* _TASK OBJECTIVE_:
Reproduce all of the data word for word.

Dataset entries
◆ ◆ ◆ ◆ ◆

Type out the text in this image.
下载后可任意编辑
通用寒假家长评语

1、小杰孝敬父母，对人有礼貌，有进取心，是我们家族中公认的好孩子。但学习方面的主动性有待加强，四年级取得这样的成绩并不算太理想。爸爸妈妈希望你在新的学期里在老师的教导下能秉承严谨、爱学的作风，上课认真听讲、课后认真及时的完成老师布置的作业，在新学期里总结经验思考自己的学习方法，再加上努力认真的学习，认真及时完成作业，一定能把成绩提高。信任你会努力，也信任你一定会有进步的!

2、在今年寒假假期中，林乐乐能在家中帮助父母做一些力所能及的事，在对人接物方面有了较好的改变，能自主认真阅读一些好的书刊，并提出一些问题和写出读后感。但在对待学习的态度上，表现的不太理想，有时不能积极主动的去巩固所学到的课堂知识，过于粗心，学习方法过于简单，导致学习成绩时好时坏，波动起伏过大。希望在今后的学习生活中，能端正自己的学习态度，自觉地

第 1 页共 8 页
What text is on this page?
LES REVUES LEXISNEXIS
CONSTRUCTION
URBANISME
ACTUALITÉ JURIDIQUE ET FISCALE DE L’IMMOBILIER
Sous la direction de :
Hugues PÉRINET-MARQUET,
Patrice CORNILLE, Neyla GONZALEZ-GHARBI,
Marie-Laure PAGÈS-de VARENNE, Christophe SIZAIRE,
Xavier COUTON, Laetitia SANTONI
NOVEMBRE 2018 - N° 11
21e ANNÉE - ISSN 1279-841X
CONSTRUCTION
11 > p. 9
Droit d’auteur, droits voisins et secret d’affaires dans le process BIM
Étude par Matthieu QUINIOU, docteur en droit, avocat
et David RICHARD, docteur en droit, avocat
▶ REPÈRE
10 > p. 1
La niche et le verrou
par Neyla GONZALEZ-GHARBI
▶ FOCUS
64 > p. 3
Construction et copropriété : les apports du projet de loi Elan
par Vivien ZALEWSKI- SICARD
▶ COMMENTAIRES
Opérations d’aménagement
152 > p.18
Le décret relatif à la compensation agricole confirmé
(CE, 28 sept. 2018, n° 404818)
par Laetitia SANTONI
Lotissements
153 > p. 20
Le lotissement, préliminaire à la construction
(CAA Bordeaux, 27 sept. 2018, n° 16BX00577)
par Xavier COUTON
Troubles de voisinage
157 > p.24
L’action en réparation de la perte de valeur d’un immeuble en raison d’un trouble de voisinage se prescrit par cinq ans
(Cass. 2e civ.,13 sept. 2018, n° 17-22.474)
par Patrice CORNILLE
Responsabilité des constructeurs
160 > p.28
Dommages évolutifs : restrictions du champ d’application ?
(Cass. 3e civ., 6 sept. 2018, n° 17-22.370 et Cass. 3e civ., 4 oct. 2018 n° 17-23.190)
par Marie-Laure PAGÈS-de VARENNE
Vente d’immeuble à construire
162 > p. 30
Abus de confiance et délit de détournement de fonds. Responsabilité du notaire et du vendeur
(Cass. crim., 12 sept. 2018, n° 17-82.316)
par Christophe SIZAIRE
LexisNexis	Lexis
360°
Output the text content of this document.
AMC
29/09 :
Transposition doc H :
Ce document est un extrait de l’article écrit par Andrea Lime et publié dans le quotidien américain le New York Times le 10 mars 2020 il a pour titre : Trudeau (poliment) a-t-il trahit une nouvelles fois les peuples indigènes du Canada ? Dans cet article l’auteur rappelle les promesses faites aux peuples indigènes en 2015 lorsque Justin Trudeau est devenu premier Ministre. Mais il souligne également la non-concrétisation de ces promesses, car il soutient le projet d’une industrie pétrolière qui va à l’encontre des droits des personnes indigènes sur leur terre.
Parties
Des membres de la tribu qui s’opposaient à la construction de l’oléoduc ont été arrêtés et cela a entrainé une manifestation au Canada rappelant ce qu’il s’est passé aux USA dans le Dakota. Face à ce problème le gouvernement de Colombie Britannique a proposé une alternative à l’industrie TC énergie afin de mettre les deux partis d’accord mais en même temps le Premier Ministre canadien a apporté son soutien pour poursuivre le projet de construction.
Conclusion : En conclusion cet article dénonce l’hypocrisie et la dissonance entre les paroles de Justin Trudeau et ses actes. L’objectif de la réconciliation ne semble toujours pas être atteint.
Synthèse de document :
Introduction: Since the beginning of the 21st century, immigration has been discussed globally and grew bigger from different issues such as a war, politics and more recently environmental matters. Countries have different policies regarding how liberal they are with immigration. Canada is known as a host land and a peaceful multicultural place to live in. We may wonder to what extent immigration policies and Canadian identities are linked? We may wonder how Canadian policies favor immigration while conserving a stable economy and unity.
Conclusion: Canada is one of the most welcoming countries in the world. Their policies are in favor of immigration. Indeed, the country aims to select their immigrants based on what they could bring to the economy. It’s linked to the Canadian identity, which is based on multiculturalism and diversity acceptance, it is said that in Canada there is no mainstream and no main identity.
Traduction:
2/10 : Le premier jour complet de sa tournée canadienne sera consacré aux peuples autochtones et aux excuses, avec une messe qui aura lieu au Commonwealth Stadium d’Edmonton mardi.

◆ ◆ ◆ ◆ ◆

* _EXERCISE SOLUTION_:
Type out the text in this image.
下载后可任意编辑
通用寒假家长评语

1、小杰孝敬父母，对人有礼貌，有进取心，是我们家族中公认的好孩子。但学习方面的主动性有待加强，四年级取得这样的成绩并不算太理想。爸爸妈妈希望你在新的学期里在老师的教导下能秉承严谨、爱学的作风，上课认真听讲、课后认真及时的完成老师布置的作业，在新学期里总结经验思考自己的学习方法，再加上努力认真的学习，认真及时完成作业，一定能把成绩提高。信任你会努力，也信任你一定会有进步的!

2、在今年寒假假期中，林乐乐能在家中帮助父母做一些力所能及的事，在对人接物方面有了较好的改变，能自主认真阅读一些好的书刊，并提出一些问题和写出读后感。但在对待学习的态度上，表现的不太理想，有时不能积极主动的去巩固所学到的课堂知识，过于粗心，学习方法过于简单，导致学习成绩时好时坏，波动起伏过大。希望在今后的学习生活中，能端正自己的学习态度，自觉地

第 1 页共 8 页
What text is on this page?
LES REVUES LEXISNEXIS
CONSTRUCTION
URBANISME
ACTUALITÉ JURIDIQUE ET FISCALE DE L’IMMOBILIER
Sous la direction de :
Hugues PÉRINET-MARQUET,
Patrice CORNILLE, Neyla GONZALEZ-GHARBI,
Marie-Laure PAGÈS-de VARENNE, Christophe SIZAIRE,
Xavier COUTON, Laetitia SANTONI
NOVEMBRE 2018 - N° 11
21e ANNÉE - ISSN 1279-841X
CONSTRUCTION
11 > p. 9
Droit d’auteur, droits voisins et secret d’affaires dans le process BIM
Étude par Matthieu QUINIOU, docteur en droit, avocat
et David RICHARD, docteur en droit, avocat
▶ REPÈRE
10 > p. 1
La niche et le verrou
par Neyla GONZALEZ-GHARBI
▶ FOCUS
64 > p. 3
Construction et copropriété : les apports du projet de loi Elan
par Vivien ZALEWSKI- SICARD
▶ COMMENTAIRES
Opérations d’aménagement
152 > p.18
Le décret relatif à la compensation agricole confirmé
(CE, 28 sept. 2018, n° 404818)
par Laetitia SANTONI
Lotissements
153 > p. 20
Le lotissement, préliminaire à la construction
(CAA Bordeaux, 27 sept. 2018, n° 16BX00577)
par Xavier COUTON
Troubles de voisinage
157 > p.24
L’action en réparation de la perte de valeur d’un immeuble en raison d’un trouble de voisinage se prescrit par cinq ans
(Cass. 2e civ.,13 sept. 2018, n° 17-22.474)
par Patrice CORNILLE
Responsabilité des constructeurs
160 > p.28
Dommages évolutifs : restrictions du champ d’application ?
(Cass. 3e civ., 6 sept. 2018, n° 17-22.370 et Cass. 3e civ., 4 oct. 2018 n° 17-23.190)
par Marie-Laure PAGÈS-de VARENNE
Vente d’immeuble à construire
162 > p. 30
Abus de confiance et délit de détournement de fonds. Responsabilité du notaire et du vendeur
(Cass. crim., 12 sept. 2018, n° 17-82.316)
par Christophe SIZAIRE
LexisNexis	Lexis
360°
Output the text content of this document.
AMC
29/09 :
Transposition doc H :
Ce document est un extrait de l’article écrit par Andrea Lime et publié dans le quotidien américain le New York Times le 10 mars 2020 il a pour titre : Trudeau (poliment) a-t-il trahit une nouvelles fois les peuples indigènes du Canada ? Dans cet article l’auteur rappelle les promesses faites aux peuples indigènes en 2015 lorsque Justin Trudeau est devenu premier Ministre. Mais il souligne également la non-concrétisation de ces promesses, car il soutient le projet d’une industrie pétrolière qui va à l’encontre des droits des personnes indigènes sur leur terre.
Parties
Des membres de la tribu qui s’opposaient à la construction de l’oléoduc ont été arrêtés et cela a entrainé une manifestation au Canada rappelant ce qu’il s’est passé aux USA dans le Dakota. Face à ce problème le gouvernement de Colombie Britannique a proposé une alternative à l’industrie TC énergie afin de mettre les deux partis d’accord mais en même temps le Premier Ministre canadien a apporté son soutien pour poursuivre le projet de construction.
Conclusion : En conclusion cet article dénonce l’hypocrisie et la dissonance entre les paroles de Justin Trudeau et ses actes. L’objectif de la réconciliation ne semble toujours pas être atteint.
Synthèse de document :
Introduction: Since the beginning of the 21st century, immigration has been discussed globally and grew bigger from different issues such as a war, politics and more recently environmental matters. Countries have different policies regarding how liberal they are with immigration. Canada is known as a host land and a peaceful multicultural place to live in. We may wonder to what extent immigration policies and Canadian identities are linked? We may wonder how Canadian policies favor immigration while conserving a stable economy and unity.
Conclusion: Canada is one of the most welcoming countries in the world. Their policies are in favor of immigration. Indeed, the country aims to select their immigrants based on what they could bring to the economy. It’s linked to the Canadian identity, which is based on multiculturalism and diversity acceptance, it is said that in Canada there is no mainstream and no main identity.
Traduction:
2/10 : Le premier jour complet de sa tournée canadienne sera consacré aux peuples autochtones et aux excuses, avec une messe qui aura lieu au Commonwealth Stadium d’Edmonton mardi.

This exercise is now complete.